## Articolo
━━━━━━
Intervista di Pietro De Bonis ad Ilaria Goffredo ed al suo “Il cavaliere d’Africa”
Avevamo lingue, tradizioni e vite diverse. Vivevamo in due emisferi opposti. Il colore della nostra pelle era l’opposto di quella dell’altro. Eppure, in tutte quelle differenze, l’amore che ci legava era lo stesso: profondo, ineguagliabile, inesauribile.
Ilaria Goffredo è nata nel 1987 e vive in Puglia, in provincia di Taranto. Durante gli anni della scuola superiore ha viaggiato in tutta Europa lavorando in agenzie di viaggi e grandi villaggi turistici, nonché come hostess durante convegni e guida turistica nel suo splendido paese barocco per turisti tedeschi e inglesi. Nel 2005 ha avuto la possibilità di lavorare come volontaria in una scuola professionale di Malindi, in Kenya. Lì si è innamorata di quella terra meravigliosa e della sua gente straordinaria, e non passa giorno in cui non pensi all’Africa. Ad ottobre 2010 si è laureata all’Università degli Studi di Bari nel corso di Educatore professionale nel campo del disagio minorile, della devianza e della marginalità. È sposata e ha due figli. Ha vinto diversi premi letterari per racconti e diari di viaggio. Ha pubblicato: “Amore e guerra” (Zerounoundici Edizioni, 2012),
“Il cavaliere d’Africa” (Zerounoundici Edizioni, 2012 presto disponibile anche in lingua inglese, spagnola e portoghese) di cui parleremo oggi, “Un regalo per Kaninu” (Zerounoundici Edizioni, 2012), “Tregua nell’ambra – Il segreto dell’anello” (ilmiolibro.it, 2012, finalista concorso nazionale ilmioesordio Feltrinelli).
━━━━━━
Trascriva alla lettera il passo dell'articolo che comincia con "Avevamo lingue, tradizioni" e prosegue fino a "profondo, ineguagliabile, inesauribile.".

[Dati sui confini delle regioni]
━━━━━━
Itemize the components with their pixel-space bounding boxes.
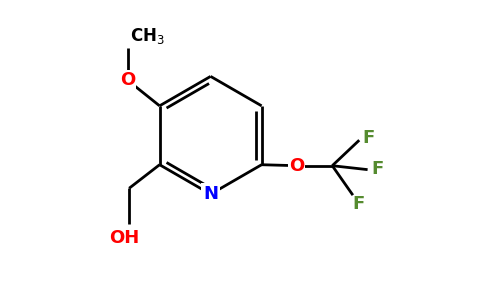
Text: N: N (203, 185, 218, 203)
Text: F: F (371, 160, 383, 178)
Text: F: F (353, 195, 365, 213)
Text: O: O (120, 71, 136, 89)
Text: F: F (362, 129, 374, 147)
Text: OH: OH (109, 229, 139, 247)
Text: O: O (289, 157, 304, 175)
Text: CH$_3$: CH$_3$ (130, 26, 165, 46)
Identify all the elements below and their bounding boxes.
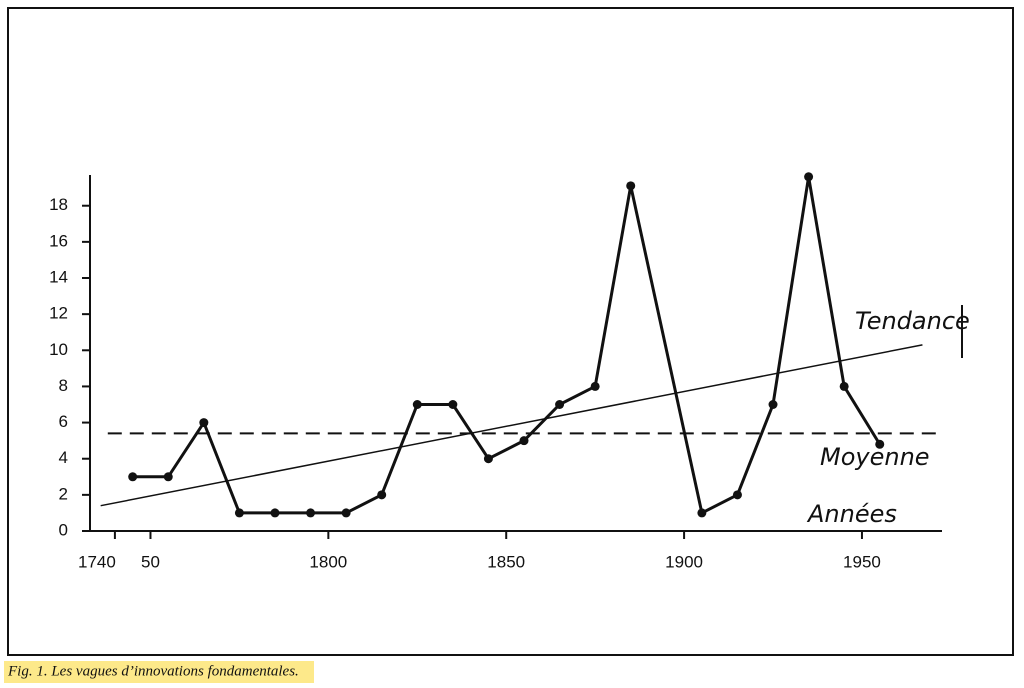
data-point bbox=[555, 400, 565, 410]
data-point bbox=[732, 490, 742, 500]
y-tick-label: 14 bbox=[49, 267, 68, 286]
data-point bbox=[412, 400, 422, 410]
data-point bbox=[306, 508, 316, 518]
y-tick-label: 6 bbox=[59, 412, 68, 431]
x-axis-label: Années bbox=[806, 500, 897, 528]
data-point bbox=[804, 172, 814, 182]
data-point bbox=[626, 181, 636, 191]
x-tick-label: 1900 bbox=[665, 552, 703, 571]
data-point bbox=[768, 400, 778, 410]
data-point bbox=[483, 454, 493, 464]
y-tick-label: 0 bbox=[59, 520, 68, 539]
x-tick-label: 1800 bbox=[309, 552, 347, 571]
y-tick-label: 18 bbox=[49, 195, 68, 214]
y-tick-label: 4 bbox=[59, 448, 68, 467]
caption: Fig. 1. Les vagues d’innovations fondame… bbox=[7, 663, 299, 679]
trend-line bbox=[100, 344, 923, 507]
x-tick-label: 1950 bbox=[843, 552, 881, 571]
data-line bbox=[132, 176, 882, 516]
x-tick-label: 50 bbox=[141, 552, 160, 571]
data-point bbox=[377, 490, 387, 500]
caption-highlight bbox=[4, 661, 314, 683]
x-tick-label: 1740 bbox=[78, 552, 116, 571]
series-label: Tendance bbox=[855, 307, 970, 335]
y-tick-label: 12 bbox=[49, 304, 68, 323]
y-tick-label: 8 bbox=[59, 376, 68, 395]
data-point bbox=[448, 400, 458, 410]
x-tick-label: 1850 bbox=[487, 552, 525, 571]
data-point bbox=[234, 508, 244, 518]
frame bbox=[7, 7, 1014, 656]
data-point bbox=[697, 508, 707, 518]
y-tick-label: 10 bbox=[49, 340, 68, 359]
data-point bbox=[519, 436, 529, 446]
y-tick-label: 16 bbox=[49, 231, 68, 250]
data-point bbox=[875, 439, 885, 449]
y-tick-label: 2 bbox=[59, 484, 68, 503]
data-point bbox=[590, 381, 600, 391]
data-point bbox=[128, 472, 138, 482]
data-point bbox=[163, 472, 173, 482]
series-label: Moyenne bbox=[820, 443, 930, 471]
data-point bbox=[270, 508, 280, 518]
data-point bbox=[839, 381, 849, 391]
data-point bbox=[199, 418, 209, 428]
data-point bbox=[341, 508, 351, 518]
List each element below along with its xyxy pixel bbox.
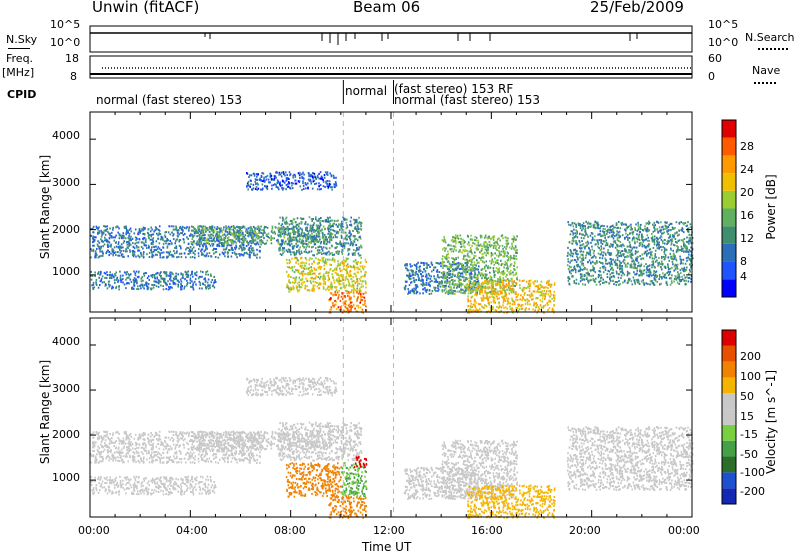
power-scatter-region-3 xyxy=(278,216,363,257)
━━━━━━
## Risultato
Avevamo lingue, tradizioni e vite diverse. Vivevamo in due emisferi opposti. Il colore della nostra pelle era l’opposto di quella dell’altro. Eppure, in tutte quelle differenze, l’amore che ci legava era lo stesso: profondo, ineguagliabile, inesauribile.